* EXERCISE INPUT *
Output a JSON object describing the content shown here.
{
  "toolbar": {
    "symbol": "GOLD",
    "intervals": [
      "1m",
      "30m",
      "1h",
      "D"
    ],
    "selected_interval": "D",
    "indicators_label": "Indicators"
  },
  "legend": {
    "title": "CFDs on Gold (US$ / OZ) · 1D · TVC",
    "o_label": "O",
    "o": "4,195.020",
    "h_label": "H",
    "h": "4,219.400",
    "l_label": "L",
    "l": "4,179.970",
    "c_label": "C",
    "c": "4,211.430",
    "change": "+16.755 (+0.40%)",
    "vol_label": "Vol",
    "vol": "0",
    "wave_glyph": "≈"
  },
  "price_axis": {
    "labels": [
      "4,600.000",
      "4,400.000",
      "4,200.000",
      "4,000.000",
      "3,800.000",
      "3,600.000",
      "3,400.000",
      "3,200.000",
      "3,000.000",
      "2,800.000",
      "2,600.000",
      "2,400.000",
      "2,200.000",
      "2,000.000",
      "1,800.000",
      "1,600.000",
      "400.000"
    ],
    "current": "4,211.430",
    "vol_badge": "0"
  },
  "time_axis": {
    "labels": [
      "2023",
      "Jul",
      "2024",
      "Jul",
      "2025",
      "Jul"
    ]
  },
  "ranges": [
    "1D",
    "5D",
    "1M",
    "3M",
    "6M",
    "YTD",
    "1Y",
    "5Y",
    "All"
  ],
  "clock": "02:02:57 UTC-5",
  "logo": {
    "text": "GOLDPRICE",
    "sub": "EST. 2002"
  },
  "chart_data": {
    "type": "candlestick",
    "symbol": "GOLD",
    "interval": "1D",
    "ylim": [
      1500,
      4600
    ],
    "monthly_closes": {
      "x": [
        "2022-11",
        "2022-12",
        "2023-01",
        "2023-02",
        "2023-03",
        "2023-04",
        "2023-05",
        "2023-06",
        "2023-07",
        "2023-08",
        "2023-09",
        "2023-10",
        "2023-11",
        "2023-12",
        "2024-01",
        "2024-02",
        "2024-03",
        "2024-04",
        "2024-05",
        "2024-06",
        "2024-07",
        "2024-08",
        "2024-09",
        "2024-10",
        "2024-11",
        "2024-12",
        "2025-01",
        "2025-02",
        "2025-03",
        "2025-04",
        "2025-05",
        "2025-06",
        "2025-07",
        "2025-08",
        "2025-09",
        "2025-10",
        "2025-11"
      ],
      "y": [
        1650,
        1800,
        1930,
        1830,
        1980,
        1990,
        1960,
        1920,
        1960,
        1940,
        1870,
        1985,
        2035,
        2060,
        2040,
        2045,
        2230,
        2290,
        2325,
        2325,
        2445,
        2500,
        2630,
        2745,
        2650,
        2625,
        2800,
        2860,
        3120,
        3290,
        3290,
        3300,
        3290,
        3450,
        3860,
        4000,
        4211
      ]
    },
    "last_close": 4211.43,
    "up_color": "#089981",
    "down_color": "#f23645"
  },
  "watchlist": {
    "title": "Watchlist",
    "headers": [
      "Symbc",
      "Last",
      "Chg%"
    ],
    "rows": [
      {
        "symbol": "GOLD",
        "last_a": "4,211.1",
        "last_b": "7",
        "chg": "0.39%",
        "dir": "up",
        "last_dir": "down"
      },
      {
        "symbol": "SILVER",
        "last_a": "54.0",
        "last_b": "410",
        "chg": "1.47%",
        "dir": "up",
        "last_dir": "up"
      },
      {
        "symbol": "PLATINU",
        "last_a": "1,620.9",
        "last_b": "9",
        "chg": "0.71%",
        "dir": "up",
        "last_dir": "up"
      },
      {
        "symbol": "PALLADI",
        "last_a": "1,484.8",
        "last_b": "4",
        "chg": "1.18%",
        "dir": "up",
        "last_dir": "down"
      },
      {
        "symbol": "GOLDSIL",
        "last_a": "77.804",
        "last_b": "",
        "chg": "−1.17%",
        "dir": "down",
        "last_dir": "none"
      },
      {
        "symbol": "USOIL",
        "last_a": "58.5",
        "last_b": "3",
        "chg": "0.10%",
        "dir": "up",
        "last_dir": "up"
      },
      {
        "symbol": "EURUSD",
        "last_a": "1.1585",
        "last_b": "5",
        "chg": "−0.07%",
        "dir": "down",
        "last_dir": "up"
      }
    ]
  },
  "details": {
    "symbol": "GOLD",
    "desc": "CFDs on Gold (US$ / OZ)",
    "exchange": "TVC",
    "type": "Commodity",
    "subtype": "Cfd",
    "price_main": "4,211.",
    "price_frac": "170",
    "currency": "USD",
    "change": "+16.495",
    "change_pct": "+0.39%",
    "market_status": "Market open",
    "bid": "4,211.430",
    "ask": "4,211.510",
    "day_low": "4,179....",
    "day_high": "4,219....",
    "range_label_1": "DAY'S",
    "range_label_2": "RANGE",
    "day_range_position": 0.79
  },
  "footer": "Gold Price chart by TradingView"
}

* WHAT IS BEING ASKED *
Hand back the material above in full, exactly as written.

* EXERCISE RESPONSE *
Output a JSON object describing the content shown here.
{
  "toolbar": {
    "symbol": "GOLD",
    "intervals": [
      "1m",
      "30m",
      "1h",
      "D"
    ],
    "selected_interval": "D",
    "indicators_label": "Indicators"
  },
  "legend": {
    "title": "CFDs on Gold (US$ / OZ) · 1D · TVC",
    "o_label": "O",
    "o": "4,195.020",
    "h_label": "H",
    "h": "4,219.400",
    "l_label": "L",
    "l": "4,179.970",
    "c_label": "C",
    "c": "4,211.430",
    "change": "+16.755 (+0.40%)",
    "vol_label": "Vol",
    "vol": "0",
    "wave_glyph": "≈"
  },
  "price_axis": {
    "labels": [
      "4,600.000",
      "4,400.000",
      "4,200.000",
      "4,000.000",
      "3,800.000",
      "3,600.000",
      "3,400.000",
      "3,200.000",
      "3,000.000",
      "2,800.000",
      "2,600.000",
      "2,400.000",
      "2,200.000",
      "2,000.000",
      "1,800.000",
      "1,600.000",
      "400.000"
    ],
    "current": "4,211.430",
    "vol_badge": "0"
  },
  "time_axis": {
    "labels": [
      "2023",
      "Jul",
      "2024",
      "Jul",
      "2025",
      "Jul"
    ]
  },
  "ranges": [
    "1D",
    "5D",
    "1M",
    "3M",
    "6M",
    "YTD",
    "1Y",
    "5Y",
    "All"
  ],
  "clock": "02:02:57 UTC-5",
  "logo": {
    "text": "GOLDPRICE",
    "sub": "EST. 2002"
  },
  "chart_data": {
    "type": "candlestick",
    "symbol": "GOLD",
    "interval": "1D",
    "ylim": [
      1500,
      4600
    ],
    "monthly_closes": {
      "x": [
        "2022-11",
        "2022-12",
        "2023-01",
        "2023-02",
        "2023-03",
        "2023-04",
        "2023-05",
        "2023-06",
        "2023-07",
        "2023-08",
        "2023-09",
        "2023-10",
        "2023-11",
        "2023-12",
        "2024-01",
        "2024-02",
        "2024-03",
        "2024-04",
        "2024-05",
        "2024-06",
        "2024-07",
        "2024-08",
        "2024-09",
        "2024-10",
        "2024-11",
        "2024-12",
        "2025-01",
        "2025-02",
        "2025-03",
        "2025-04",
        "2025-05",
        "2025-06",
        "2025-07",
        "2025-08",
        "2025-09",
        "2025-10",
        "2025-11"
      ],
      "y": [
        1650,
        1800,
        1930,
        1830,
        1980,
        1990,
        1960,
        1920,
        1960,
        1940,
        1870,
        1985,
        2035,
        2060,
        2040,
        2045,
        2230,
        2290,
        2325,
        2325,
        2445,
        2500,
        2630,
        2745,
        2650,
        2625,
        2800,
        2860,
        3120,
        3290,
        3290,
        3300,
        3290,
        3450,
        3860,
        4000,
        4211
      ]
    },
    "last_close": 4211.43,
    "up_color": "#089981",
    "down_color": "#f23645"
  },
  "watchlist": {
    "title": "Watchlist",
    "headers": [
      "Symbc",
      "Last",
      "Chg%"
    ],
    "rows": [
      {
        "symbol": "GOLD",
        "last_a": "4,211.1",
        "last_b": "7",
        "chg": "0.39%",
        "dir": "up",
        "last_dir": "down"
      },
      {
        "symbol": "SILVER",
        "last_a": "54.0",
        "last_b": "410",
        "chg": "1.47%",
        "dir": "up",
        "last_dir": "up"
      },
      {
        "symbol": "PLATINU",
        "last_a": "1,620.9",
        "last_b": "9",
        "chg": "0.71%",
        "dir": "up",
        "last_dir": "up"
      },
      {
        "symbol": "PALLADI",
        "last_a": "1,484.8",
        "last_b": "4",
        "chg": "1.18%",
        "dir": "up",
        "last_dir": "down"
      },
      {
        "symbol": "GOLDSIL",
        "last_a": "77.804",
        "last_b": "",
        "chg": "−1.17%",
        "dir": "down",
        "last_dir": "none"
      },
      {
        "symbol": "USOIL",
        "last_a": "58.5",
        "last_b": "3",
        "chg": "0.10%",
        "dir": "up",
        "last_dir": "up"
      },
      {
        "symbol": "EURUSD",
        "last_a": "1.1585",
        "last_b": "5",
        "chg": "−0.07%",
        "dir": "down",
        "last_dir": "up"
      }
    ]
  },
  "details": {
    "symbol": "GOLD",
    "desc": "CFDs on Gold (US$ / OZ)",
    "exchange": "TVC",
    "type": "Commodity",
    "subtype": "Cfd",
    "price_main": "4,211.",
    "price_frac": "170",
    "currency": "USD",
    "change": "+16.495",
    "change_pct": "+0.39%",
    "market_status": "Market open",
    "bid": "4,211.430",
    "ask": "4,211.510",
    "day_low": "4,179....",
    "day_high": "4,219....",
    "range_label_1": "DAY'S",
    "range_label_2": "RANGE",
    "day_range_position": 0.79
  },
  "footer": "Gold Price chart by TradingView"
}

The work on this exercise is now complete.